» The task
Quote all of the data exactly as given. Skip every picture it contains.

» Dataset records
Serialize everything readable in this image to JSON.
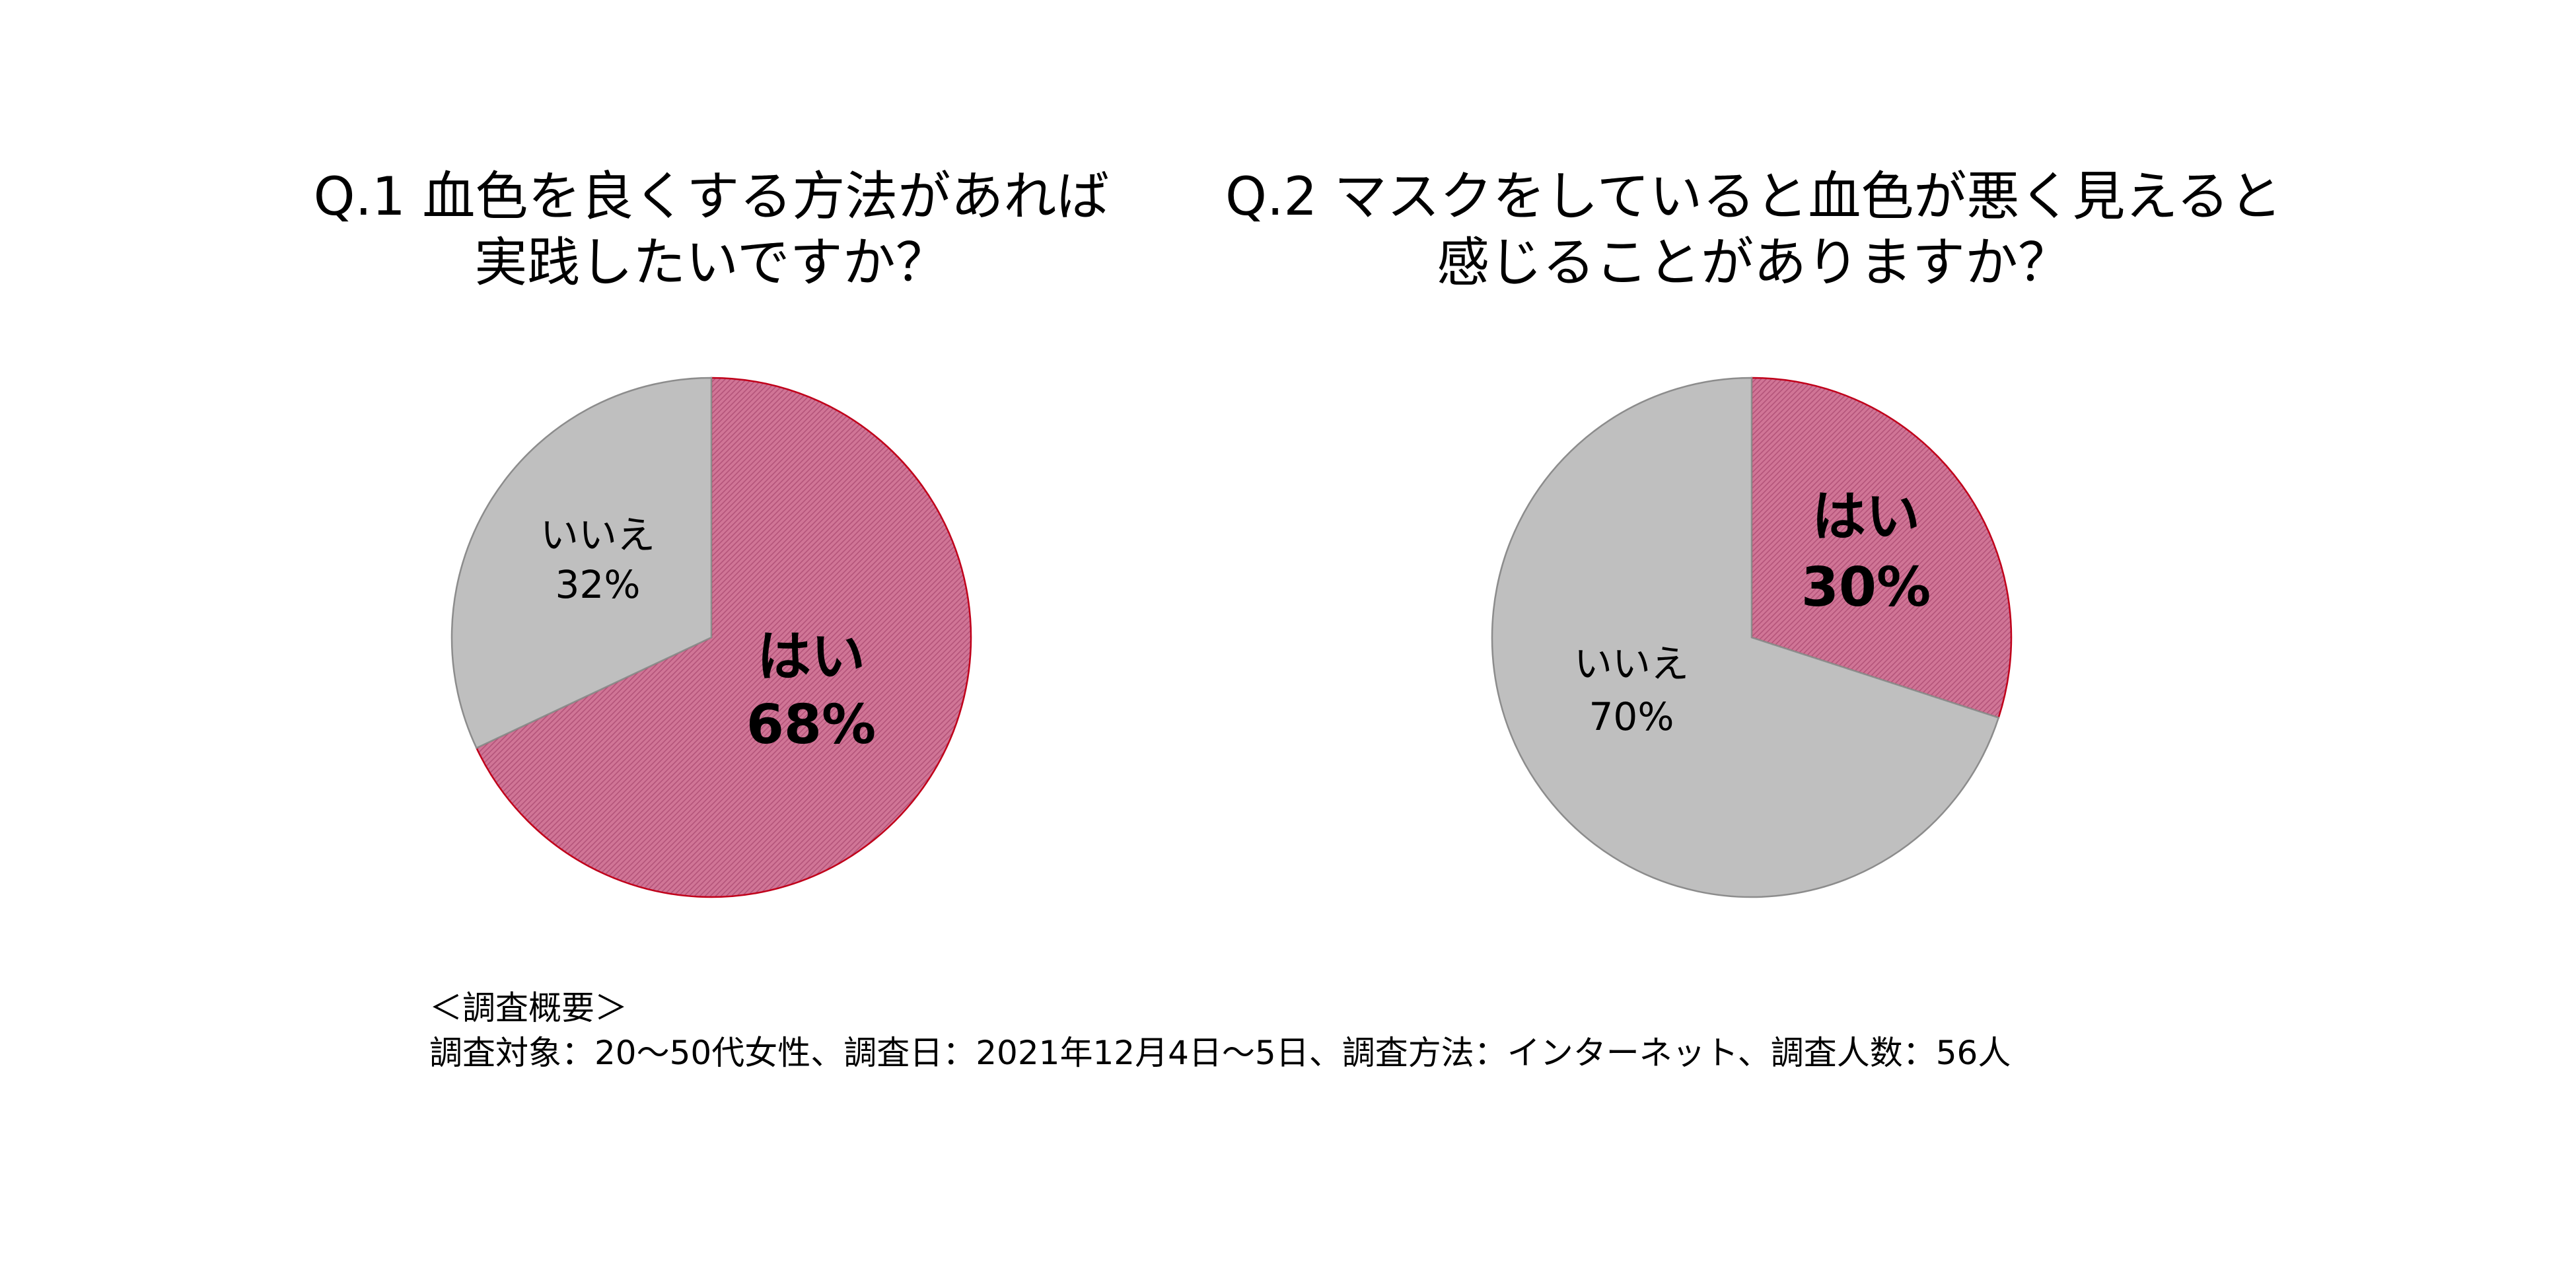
{
  "chart_data": [
    {
      "type": "pie",
      "title_lines": [
        "Q.1 血色を良くする方法があれば",
        "実践したいですか？"
      ],
      "slices": [
        {
          "label": "はい",
          "value": 68,
          "value_label": "68%",
          "color": "#cc6f90",
          "edge": "#c0001a",
          "emphasis": true
        },
        {
          "label": "いいえ",
          "value": 32,
          "value_label": "32%",
          "color": "#bfbfbf",
          "edge": "#8c8c8c",
          "emphasis": false
        }
      ]
    },
    {
      "type": "pie",
      "title_lines": [
        "Q.2 マスクをしていると血色が悪く見えると",
        "感じることがありますか？"
      ],
      "slices": [
        {
          "label": "はい",
          "value": 30,
          "value_label": "30%",
          "color": "#cc6f90",
          "edge": "#c0001a",
          "emphasis": true
        },
        {
          "label": "いいえ",
          "value": 70,
          "value_label": "70%",
          "color": "#bfbfbf",
          "edge": "#8c8c8c",
          "emphasis": false
        }
      ]
    }
  ],
  "notes": {
    "heading": "＜調査概要＞",
    "detail": "調査対象：20～50代女性、調査日：2021年12月4日～5日、調査方法：インターネット、調査人数：56人"
  }
}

» Response below
Serialize everything readable in this image to JSON.
{
  "chart_data": [
    {
      "type": "pie",
      "title_lines": [
        "Q.1 血色を良くする方法があれば",
        "実践したいですか？"
      ],
      "slices": [
        {
          "label": "はい",
          "value": 68,
          "value_label": "68%",
          "color": "#cc6f90",
          "edge": "#c0001a",
          "emphasis": true
        },
        {
          "label": "いいえ",
          "value": 32,
          "value_label": "32%",
          "color": "#bfbfbf",
          "edge": "#8c8c8c",
          "emphasis": false
        }
      ]
    },
    {
      "type": "pie",
      "title_lines": [
        "Q.2 マスクをしていると血色が悪く見えると",
        "感じることがありますか？"
      ],
      "slices": [
        {
          "label": "はい",
          "value": 30,
          "value_label": "30%",
          "color": "#cc6f90",
          "edge": "#c0001a",
          "emphasis": true
        },
        {
          "label": "いいえ",
          "value": 70,
          "value_label": "70%",
          "color": "#bfbfbf",
          "edge": "#8c8c8c",
          "emphasis": false
        }
      ]
    }
  ],
  "notes": {
    "heading": "＜調査概要＞",
    "detail": "調査対象：20～50代女性、調査日：2021年12月4日～5日、調査方法：インターネット、調査人数：56人"
  }
}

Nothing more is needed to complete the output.